* [Exercise instructions]: Scan the records for the string "utilized"; copy each line where it occurs.

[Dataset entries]
┄┄┄┄┄┄
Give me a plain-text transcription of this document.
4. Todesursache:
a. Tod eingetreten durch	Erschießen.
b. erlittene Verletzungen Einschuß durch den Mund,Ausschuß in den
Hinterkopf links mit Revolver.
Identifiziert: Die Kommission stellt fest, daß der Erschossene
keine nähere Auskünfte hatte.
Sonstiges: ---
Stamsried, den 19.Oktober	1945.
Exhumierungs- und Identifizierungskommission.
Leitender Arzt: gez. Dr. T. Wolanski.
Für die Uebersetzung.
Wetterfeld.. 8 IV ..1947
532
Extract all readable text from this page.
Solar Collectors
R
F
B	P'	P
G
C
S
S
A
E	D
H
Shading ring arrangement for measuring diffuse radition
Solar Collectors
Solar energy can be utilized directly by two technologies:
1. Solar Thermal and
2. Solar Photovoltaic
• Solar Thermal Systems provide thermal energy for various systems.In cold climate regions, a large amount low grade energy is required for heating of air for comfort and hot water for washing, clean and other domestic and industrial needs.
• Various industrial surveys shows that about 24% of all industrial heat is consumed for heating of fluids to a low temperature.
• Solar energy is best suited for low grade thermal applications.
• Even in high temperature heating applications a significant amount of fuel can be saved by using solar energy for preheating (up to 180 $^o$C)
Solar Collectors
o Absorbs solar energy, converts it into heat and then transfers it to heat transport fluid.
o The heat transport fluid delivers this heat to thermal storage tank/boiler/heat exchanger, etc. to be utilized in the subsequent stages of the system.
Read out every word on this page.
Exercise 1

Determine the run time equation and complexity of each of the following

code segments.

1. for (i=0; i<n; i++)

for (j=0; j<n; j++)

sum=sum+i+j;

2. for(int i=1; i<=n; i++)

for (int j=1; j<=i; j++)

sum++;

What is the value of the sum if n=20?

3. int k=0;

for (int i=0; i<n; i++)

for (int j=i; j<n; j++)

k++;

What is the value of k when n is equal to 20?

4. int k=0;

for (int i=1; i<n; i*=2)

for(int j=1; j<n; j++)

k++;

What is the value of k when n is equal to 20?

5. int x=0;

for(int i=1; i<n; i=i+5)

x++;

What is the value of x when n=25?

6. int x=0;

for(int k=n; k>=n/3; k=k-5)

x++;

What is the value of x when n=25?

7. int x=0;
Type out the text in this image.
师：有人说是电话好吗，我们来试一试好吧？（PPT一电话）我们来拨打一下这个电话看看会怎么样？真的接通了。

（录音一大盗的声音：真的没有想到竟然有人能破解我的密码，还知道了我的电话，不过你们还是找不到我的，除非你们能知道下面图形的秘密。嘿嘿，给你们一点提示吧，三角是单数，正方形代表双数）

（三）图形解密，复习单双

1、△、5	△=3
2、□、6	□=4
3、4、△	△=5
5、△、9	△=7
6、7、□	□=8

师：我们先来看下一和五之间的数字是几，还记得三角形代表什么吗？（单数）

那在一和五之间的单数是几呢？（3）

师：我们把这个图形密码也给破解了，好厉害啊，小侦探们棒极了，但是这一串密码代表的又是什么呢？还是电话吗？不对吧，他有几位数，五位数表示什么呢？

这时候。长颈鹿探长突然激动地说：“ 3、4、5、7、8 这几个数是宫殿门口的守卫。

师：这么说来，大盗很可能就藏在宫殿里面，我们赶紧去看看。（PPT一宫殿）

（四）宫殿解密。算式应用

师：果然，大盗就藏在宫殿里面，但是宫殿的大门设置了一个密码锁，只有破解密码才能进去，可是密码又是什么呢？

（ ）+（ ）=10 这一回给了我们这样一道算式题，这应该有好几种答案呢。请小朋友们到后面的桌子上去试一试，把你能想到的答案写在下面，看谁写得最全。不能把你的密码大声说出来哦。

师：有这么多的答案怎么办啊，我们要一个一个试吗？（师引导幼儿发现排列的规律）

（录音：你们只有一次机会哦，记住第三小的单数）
┄┄┄┄┄┄
* [Solution for this task]:
Solar energy can be utilized directly by two technologies:
o The heat transport fluid delivers this heat to thermal storage tank/boiler/heat exchanger, etc. to be utilized in the subsequent stages of the system.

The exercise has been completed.